**Задание 1:** Что, согласно фрагменту об Августине и Декарте, занимает у Августина место сущности?
**Задание 2:** Продублируйте без изменений часть фрагмента об Августине и Декарте: от слов «В отличие от» до слов «мы подошли вплотную.» включительно.

**Исходный документ:**
---

В отличие от Декарта, рассчитывавшего, опираясь на cogitatio, удостовериться в существовании эго и познать его сущность, Августин на опыте убеждается в том, что операция cogitatio, удостоверяя существование, убедительно свидетельствует о недоступности сущности. Место сущности занимает у него бесспорный факт безусловного и всеобщего желания vita beata, желания прекрасно осознаваемого (как и сущность), хотя действительное обладание им (существование) остается всецело проблематичным. Теперь из этого обращенного правила нам предстоит сделать выводы.
§ 15. Наделенный собой – БОЛЬШИЙ, НЕЖЕЛИ ЭГО
Две противоположные черты, характеризующие абсолютно достоверное желание абсолютно неизвестной vita beata, тем не менее позволяют нам точнее определить суть нового inconcussum, к которому мы подошли вплотную.

---

**Предоставленные записи:**

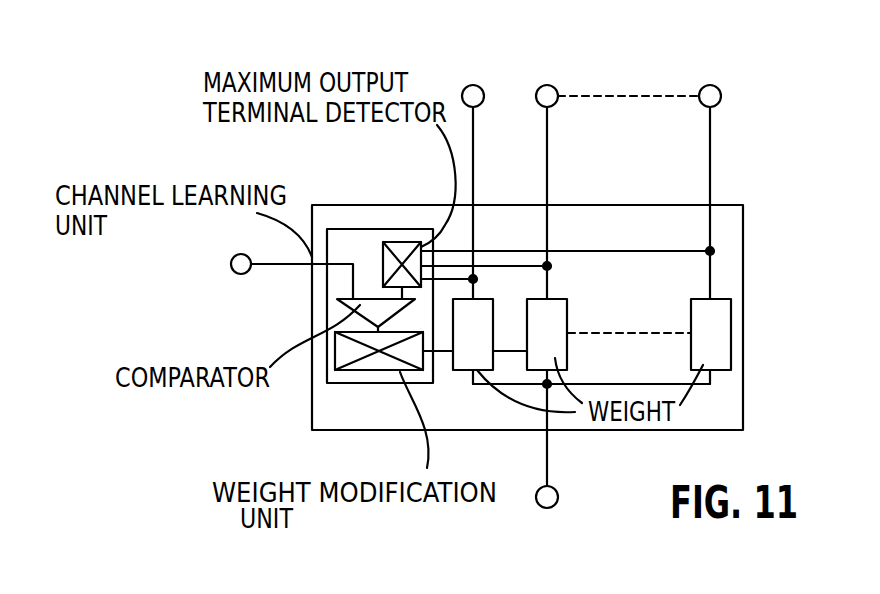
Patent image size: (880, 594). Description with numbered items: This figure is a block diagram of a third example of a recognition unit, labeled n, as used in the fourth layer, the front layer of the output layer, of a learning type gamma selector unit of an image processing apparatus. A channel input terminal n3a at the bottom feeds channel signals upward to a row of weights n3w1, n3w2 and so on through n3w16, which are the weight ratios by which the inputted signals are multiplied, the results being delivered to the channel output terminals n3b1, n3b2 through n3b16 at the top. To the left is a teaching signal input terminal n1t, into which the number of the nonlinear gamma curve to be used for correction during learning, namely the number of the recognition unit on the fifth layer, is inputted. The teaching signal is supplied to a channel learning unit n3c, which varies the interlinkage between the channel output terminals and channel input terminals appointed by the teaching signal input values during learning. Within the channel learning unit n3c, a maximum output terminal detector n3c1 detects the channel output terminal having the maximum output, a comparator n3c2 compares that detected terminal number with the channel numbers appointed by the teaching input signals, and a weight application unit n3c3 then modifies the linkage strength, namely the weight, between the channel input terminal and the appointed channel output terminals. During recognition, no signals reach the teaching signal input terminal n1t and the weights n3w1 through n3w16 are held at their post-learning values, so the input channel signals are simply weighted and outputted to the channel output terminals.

The neuron n is at (607, 205).
The channel learning unit n3c is at (327, 229).
The maximum output terminal detector n3c1 is at (413, 242).
The comparator n3c2 is at (375, 297).
The weight application unit n3c3 is at (373, 372).
The teaching signal input terminal n1t is at (235, 274).
The channel output terminal n3b1 is at (473, 85).
The channel output terminal n3b2 is at (541, 85).
The channel output terminal n3b16 is at (711, 85).
The channel input terminal n3a is at (539, 506).
The weight n3w1 is at (495, 312).
The weight n3w2 is at (568, 323).
The weight n3w16 is at (730, 299).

---

**Готовый ответ 1:** Бесспорный факт безусловного и всеобщего желания vita beata.

**Готовый ответ 2:**
В отличие от Декарта, рассчитывавшего, опираясь на cogitatio, удостовериться в существовании эго и познать его сущность, Августин на опыте убеждается в том, что операция cogitatio, удостоверяя существование, убедительно свидетельствует о недоступности сущности. Место сущности занимает у него бесспорный факт безусловного и всеобщего желания vita beata, желания прекрасно осознаваемого (как и сущность), хотя действительное обладание им (существование) остается всецело проблематичным. Теперь из этого обращенного правила нам предстоит сделать выводы.
§ 15. Наделенный собой – БОЛЬШИЙ, НЕЖЕЛИ ЭГО
Две противоположные черты, характеризующие абсолютно достоверное желание абсолютно неизвестной vita beata, тем не менее позволяют нам точнее определить суть нового inconcussum, к которому мы подошли вплотную.